_The problem_
Write out the full set of records below exactly.

_Input_
** Start **

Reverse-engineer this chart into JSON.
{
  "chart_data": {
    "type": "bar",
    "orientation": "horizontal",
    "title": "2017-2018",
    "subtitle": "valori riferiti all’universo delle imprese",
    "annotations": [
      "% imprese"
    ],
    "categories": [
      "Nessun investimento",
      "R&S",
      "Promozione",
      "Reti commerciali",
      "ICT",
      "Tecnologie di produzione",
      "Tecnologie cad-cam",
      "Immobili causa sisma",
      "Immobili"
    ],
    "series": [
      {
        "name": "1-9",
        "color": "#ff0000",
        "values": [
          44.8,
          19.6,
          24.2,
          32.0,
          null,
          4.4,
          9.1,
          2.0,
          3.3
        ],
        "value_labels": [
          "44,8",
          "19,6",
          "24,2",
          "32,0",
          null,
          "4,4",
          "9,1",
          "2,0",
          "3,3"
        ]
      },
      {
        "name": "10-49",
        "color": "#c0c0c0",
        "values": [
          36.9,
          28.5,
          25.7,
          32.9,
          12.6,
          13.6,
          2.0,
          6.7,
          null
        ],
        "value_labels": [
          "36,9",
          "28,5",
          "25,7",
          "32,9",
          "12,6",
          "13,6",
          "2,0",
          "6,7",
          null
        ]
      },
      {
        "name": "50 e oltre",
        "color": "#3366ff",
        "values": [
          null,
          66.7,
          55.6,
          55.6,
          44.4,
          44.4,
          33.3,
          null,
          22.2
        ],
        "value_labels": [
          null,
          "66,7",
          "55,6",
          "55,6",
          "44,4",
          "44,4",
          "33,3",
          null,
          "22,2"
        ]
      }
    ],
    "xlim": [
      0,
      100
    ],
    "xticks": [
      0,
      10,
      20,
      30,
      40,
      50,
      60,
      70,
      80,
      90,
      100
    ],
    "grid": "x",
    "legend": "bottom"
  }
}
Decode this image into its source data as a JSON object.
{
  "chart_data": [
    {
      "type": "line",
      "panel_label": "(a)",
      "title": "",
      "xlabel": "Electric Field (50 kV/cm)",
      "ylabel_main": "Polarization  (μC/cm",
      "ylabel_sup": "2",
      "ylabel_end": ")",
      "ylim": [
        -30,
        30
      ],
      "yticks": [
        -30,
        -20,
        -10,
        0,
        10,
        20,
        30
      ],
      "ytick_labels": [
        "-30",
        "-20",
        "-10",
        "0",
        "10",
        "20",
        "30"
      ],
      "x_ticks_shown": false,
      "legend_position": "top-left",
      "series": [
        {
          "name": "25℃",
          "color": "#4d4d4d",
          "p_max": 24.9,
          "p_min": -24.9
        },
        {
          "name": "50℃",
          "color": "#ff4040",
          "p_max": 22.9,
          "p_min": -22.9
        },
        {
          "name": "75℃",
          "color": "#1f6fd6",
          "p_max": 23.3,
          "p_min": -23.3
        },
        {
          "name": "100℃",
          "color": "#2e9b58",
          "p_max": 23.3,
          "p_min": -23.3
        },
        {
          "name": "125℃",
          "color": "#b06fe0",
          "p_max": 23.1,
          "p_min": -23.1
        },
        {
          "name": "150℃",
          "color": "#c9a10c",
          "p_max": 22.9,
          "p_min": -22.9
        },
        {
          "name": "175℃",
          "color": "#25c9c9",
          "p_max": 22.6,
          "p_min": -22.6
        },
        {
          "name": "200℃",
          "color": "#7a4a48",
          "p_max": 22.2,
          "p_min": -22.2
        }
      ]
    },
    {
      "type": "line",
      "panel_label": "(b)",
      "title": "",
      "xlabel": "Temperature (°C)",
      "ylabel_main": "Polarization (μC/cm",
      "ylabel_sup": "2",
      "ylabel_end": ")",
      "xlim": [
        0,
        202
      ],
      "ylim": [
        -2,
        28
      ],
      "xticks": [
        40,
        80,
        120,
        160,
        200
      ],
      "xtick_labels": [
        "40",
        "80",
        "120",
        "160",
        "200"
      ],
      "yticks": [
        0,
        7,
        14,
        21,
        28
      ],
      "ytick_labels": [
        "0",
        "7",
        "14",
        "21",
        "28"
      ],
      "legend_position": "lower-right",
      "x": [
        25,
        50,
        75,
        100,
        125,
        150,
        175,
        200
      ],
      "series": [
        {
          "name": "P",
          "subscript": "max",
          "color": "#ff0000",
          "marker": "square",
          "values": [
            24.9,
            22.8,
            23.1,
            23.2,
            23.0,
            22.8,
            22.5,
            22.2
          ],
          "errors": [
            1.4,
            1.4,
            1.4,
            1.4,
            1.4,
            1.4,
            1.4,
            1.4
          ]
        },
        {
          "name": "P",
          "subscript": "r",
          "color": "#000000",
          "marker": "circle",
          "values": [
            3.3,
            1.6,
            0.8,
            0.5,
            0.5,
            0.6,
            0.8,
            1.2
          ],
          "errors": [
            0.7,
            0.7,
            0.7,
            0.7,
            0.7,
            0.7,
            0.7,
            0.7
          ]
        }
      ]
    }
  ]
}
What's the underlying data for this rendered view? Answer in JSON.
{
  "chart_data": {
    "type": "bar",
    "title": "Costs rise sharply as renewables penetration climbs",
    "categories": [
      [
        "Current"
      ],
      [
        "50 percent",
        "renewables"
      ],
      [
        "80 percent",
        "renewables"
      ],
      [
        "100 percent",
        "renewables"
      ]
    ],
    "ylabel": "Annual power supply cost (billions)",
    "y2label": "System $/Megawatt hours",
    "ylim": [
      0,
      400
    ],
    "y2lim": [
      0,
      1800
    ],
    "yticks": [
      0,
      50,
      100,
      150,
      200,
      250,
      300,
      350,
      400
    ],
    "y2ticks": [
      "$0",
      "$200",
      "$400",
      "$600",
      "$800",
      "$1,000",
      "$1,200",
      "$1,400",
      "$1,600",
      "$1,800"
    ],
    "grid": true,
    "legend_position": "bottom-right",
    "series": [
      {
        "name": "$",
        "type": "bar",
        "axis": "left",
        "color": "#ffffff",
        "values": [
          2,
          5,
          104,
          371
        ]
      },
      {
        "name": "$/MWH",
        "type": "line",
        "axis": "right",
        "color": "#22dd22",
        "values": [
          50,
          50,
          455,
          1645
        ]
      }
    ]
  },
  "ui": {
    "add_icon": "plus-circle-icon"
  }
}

** End **

_Reply to the task_
Reverse-engineer this chart into JSON.
{
  "chart_data": {
    "type": "bar",
    "orientation": "horizontal",
    "title": "2017-2018",
    "subtitle": "valori riferiti all’universo delle imprese",
    "annotations": [
      "% imprese"
    ],
    "categories": [
      "Nessun investimento",
      "R&S",
      "Promozione",
      "Reti commerciali",
      "ICT",
      "Tecnologie di produzione",
      "Tecnologie cad-cam",
      "Immobili causa sisma",
      "Immobili"
    ],
    "series": [
      {
        "name": "1-9",
        "color": "#ff0000",
        "values": [
          44.8,
          19.6,
          24.2,
          32.0,
          null,
          4.4,
          9.1,
          2.0,
          3.3
        ],
        "value_labels": [
          "44,8",
          "19,6",
          "24,2",
          "32,0",
          null,
          "4,4",
          "9,1",
          "2,0",
          "3,3"
        ]
      },
      {
        "name": "10-49",
        "color": "#c0c0c0",
        "values": [
          36.9,
          28.5,
          25.7,
          32.9,
          12.6,
          13.6,
          2.0,
          6.7,
          null
        ],
        "value_labels": [
          "36,9",
          "28,5",
          "25,7",
          "32,9",
          "12,6",
          "13,6",
          "2,0",
          "6,7",
          null
        ]
      },
      {
        "name": "50 e oltre",
        "color": "#3366ff",
        "values": [
          null,
          66.7,
          55.6,
          55.6,
          44.4,
          44.4,
          33.3,
          null,
          22.2
        ],
        "value_labels": [
          null,
          "66,7",
          "55,6",
          "55,6",
          "44,4",
          "44,4",
          "33,3",
          null,
          "22,2"
        ]
      }
    ],
    "xlim": [
      0,
      100
    ],
    "xticks": [
      0,
      10,
      20,
      30,
      40,
      50,
      60,
      70,
      80,
      90,
      100
    ],
    "grid": "x",
    "legend": "bottom"
  }
}
Decode this image into its source data as a JSON object.
{
  "chart_data": [
    {
      "type": "line",
      "panel_label": "(a)",
      "title": "",
      "xlabel": "Electric Field (50 kV/cm)",
      "ylabel_main": "Polarization  (μC/cm",
      "ylabel_sup": "2",
      "ylabel_end": ")",
      "ylim": [
        -30,
        30
      ],
      "yticks": [
        -30,
        -20,
        -10,
        0,
        10,
        20,
        30
      ],
      "ytick_labels": [
        "-30",
        "-20",
        "-10",
        "0",
        "10",
        "20",
        "30"
      ],
      "x_ticks_shown": false,
      "legend_position": "top-left",
      "series": [
        {
          "name": "25℃",
          "color": "#4d4d4d",
          "p_max": 24.9,
          "p_min": -24.9
        },
        {
          "name": "50℃",
          "color": "#ff4040",
          "p_max": 22.9,
          "p_min": -22.9
        },
        {
          "name": "75℃",
          "color": "#1f6fd6",
          "p_max": 23.3,
          "p_min": -23.3
        },
        {
          "name": "100℃",
          "color": "#2e9b58",
          "p_max": 23.3,
          "p_min": -23.3
        },
        {
          "name": "125℃",
          "color": "#b06fe0",
          "p_max": 23.1,
          "p_min": -23.1
        },
        {
          "name": "150℃",
          "color": "#c9a10c",
          "p_max": 22.9,
          "p_min": -22.9
        },
        {
          "name": "175℃",
          "color": "#25c9c9",
          "p_max": 22.6,
          "p_min": -22.6
        },
        {
          "name": "200℃",
          "color": "#7a4a48",
          "p_max": 22.2,
          "p_min": -22.2
        }
      ]
    },
    {
      "type": "line",
      "panel_label": "(b)",
      "title": "",
      "xlabel": "Temperature (°C)",
      "ylabel_main": "Polarization (μC/cm",
      "ylabel_sup": "2",
      "ylabel_end": ")",
      "xlim": [
        0,
        202
      ],
      "ylim": [
        -2,
        28
      ],
      "xticks": [
        40,
        80,
        120,
        160,
        200
      ],
      "xtick_labels": [
        "40",
        "80",
        "120",
        "160",
        "200"
      ],
      "yticks": [
        0,
        7,
        14,
        21,
        28
      ],
      "ytick_labels": [
        "0",
        "7",
        "14",
        "21",
        "28"
      ],
      "legend_position": "lower-right",
      "x": [
        25,
        50,
        75,
        100,
        125,
        150,
        175,
        200
      ],
      "series": [
        {
          "name": "P",
          "subscript": "max",
          "color": "#ff0000",
          "marker": "square",
          "values": [
            24.9,
            22.8,
            23.1,
            23.2,
            23.0,
            22.8,
            22.5,
            22.2
          ],
          "errors": [
            1.4,
            1.4,
            1.4,
            1.4,
            1.4,
            1.4,
            1.4,
            1.4
          ]
        },
        {
          "name": "P",
          "subscript": "r",
          "color": "#000000",
          "marker": "circle",
          "values": [
            3.3,
            1.6,
            0.8,
            0.5,
            0.5,
            0.6,
            0.8,
            1.2
          ],
          "errors": [
            0.7,
            0.7,
            0.7,
            0.7,
            0.7,
            0.7,
            0.7,
            0.7
          ]
        }
      ]
    }
  ]
}
What's the underlying data for this rendered view? Answer in JSON.
{
  "chart_data": {
    "type": "bar",
    "title": "Costs rise sharply as renewables penetration climbs",
    "categories": [
      [
        "Current"
      ],
      [
        "50 percent",
        "renewables"
      ],
      [
        "80 percent",
        "renewables"
      ],
      [
        "100 percent",
        "renewables"
      ]
    ],
    "ylabel": "Annual power supply cost (billions)",
    "y2label": "System $/Megawatt hours",
    "ylim": [
      0,
      400
    ],
    "y2lim": [
      0,
      1800
    ],
    "yticks": [
      0,
      50,
      100,
      150,
      200,
      250,
      300,
      350,
      400
    ],
    "y2ticks": [
      "$0",
      "$200",
      "$400",
      "$600",
      "$800",
      "$1,000",
      "$1,200",
      "$1,400",
      "$1,600",
      "$1,800"
    ],
    "grid": true,
    "legend_position": "bottom-right",
    "series": [
      {
        "name": "$",
        "type": "bar",
        "axis": "left",
        "color": "#ffffff",
        "values": [
          2,
          5,
          104,
          371
        ]
      },
      {
        "name": "$/MWH",
        "type": "line",
        "axis": "right",
        "color": "#22dd22",
        "values": [
          50,
          50,
          455,
          1645
        ]
      }
    ]
  },
  "ui": {
    "add_icon": "plus-circle-icon"
  }
}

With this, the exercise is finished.